• Set exercise
Of all the lines here, how many include the string "text"? Answer with the number only.

════════

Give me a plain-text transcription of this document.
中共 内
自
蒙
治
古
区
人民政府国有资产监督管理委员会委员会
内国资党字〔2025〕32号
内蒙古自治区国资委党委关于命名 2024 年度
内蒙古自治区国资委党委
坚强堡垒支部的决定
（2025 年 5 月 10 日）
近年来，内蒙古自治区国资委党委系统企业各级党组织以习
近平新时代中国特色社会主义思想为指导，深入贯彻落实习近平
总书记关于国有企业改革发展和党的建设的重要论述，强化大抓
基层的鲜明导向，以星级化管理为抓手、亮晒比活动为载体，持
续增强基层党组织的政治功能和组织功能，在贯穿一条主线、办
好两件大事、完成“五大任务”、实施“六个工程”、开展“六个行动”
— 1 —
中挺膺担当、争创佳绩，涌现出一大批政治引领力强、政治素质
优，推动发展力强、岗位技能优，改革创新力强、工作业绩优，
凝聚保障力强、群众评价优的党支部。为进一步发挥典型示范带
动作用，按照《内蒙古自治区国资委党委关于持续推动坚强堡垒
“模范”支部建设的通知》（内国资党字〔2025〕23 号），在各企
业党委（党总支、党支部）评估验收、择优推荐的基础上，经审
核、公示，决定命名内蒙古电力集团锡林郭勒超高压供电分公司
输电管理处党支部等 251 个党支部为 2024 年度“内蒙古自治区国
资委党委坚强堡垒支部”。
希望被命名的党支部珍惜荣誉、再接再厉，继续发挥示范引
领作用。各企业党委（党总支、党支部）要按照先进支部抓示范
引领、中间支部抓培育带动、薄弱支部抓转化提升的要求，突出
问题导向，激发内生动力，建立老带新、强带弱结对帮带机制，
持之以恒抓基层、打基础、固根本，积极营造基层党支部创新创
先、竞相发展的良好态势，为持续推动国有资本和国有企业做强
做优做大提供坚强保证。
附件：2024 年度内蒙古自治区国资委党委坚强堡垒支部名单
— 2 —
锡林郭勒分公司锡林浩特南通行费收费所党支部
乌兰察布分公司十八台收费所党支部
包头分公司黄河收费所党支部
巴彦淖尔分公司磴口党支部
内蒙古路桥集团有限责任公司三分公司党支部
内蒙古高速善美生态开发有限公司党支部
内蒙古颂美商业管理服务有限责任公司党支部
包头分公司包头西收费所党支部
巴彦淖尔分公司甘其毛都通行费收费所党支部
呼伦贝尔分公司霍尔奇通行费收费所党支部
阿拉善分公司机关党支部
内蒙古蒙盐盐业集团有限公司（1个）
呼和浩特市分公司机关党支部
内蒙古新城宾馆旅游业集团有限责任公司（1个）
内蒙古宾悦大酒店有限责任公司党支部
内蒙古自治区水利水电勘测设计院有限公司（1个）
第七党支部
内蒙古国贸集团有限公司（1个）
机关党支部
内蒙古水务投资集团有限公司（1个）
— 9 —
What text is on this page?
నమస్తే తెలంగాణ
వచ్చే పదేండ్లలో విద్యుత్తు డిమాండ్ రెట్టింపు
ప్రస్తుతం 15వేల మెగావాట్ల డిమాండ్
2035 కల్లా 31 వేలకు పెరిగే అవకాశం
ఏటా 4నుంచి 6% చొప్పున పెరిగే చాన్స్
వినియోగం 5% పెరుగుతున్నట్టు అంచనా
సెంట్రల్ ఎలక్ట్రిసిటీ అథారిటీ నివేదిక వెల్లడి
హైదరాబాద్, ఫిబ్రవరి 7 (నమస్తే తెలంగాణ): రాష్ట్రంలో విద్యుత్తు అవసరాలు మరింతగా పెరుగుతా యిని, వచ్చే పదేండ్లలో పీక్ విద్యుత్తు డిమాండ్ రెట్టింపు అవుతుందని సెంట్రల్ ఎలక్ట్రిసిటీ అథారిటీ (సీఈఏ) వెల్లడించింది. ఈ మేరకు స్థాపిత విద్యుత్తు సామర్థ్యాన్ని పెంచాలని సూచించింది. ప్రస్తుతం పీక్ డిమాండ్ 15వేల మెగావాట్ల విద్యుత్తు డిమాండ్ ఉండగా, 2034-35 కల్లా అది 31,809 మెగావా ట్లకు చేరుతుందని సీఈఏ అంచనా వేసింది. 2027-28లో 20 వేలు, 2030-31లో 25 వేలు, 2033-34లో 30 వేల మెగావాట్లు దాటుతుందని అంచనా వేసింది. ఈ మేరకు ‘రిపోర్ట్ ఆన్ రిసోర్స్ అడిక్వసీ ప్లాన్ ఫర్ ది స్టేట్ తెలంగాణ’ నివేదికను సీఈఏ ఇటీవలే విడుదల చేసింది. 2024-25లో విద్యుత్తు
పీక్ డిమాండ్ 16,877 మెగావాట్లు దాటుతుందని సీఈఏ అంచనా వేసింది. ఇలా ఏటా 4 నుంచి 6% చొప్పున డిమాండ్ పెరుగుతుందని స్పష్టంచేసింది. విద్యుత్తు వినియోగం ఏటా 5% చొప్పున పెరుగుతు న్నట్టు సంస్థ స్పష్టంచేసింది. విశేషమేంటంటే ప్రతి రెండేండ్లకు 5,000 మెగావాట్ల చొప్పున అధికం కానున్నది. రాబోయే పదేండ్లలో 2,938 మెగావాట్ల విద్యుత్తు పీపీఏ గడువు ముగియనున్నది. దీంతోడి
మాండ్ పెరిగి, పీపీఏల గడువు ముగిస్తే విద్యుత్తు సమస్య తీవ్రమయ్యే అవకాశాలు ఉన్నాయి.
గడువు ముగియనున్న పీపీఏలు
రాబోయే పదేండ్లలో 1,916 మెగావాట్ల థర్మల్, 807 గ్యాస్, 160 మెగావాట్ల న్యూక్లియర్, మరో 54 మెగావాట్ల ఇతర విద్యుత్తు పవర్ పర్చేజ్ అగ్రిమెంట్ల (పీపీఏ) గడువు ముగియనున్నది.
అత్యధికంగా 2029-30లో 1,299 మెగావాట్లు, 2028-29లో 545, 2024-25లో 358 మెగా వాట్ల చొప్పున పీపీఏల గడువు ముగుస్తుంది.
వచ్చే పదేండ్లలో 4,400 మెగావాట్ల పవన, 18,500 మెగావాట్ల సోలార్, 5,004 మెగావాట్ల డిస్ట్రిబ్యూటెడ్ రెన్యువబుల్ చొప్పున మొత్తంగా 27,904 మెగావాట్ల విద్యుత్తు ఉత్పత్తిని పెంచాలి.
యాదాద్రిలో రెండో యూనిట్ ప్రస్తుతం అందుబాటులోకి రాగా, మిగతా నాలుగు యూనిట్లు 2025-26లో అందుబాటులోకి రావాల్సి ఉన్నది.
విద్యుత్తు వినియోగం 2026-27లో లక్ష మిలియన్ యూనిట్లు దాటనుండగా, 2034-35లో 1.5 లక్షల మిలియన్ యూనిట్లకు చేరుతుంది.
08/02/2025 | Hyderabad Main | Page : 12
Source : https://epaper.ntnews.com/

════════

• Worked answer
2